§ **PROBLEM**:
Exactly repeat the full listing that follows.

§ **GIVEN RECORDS**:
((

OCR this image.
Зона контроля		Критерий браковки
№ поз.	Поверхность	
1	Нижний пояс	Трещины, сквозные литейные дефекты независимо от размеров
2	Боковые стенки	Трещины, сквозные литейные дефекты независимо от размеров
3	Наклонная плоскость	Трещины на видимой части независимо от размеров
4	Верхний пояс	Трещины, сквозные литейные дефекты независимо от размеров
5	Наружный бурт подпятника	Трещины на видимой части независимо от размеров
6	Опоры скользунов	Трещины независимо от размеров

))

§ **RESPONSE TO THIS TASK**:
OCR this image.
Зона контроля		Критерий браковки
№ поз.	Поверхность	
1	Нижний пояс	Трещины, сквозные литейные дефекты независимо от размеров
2	Боковые стенки	Трещины, сквозные литейные дефекты независимо от размеров
3	Наклонная плоскость	Трещины на видимой части независимо от размеров
4	Верхний пояс	Трещины, сквозные литейные дефекты независимо от размеров
5	Наружный бурт подпятника	Трещины на видимой части независимо от размеров
6	Опоры скользунов	Трещины независимо от размеров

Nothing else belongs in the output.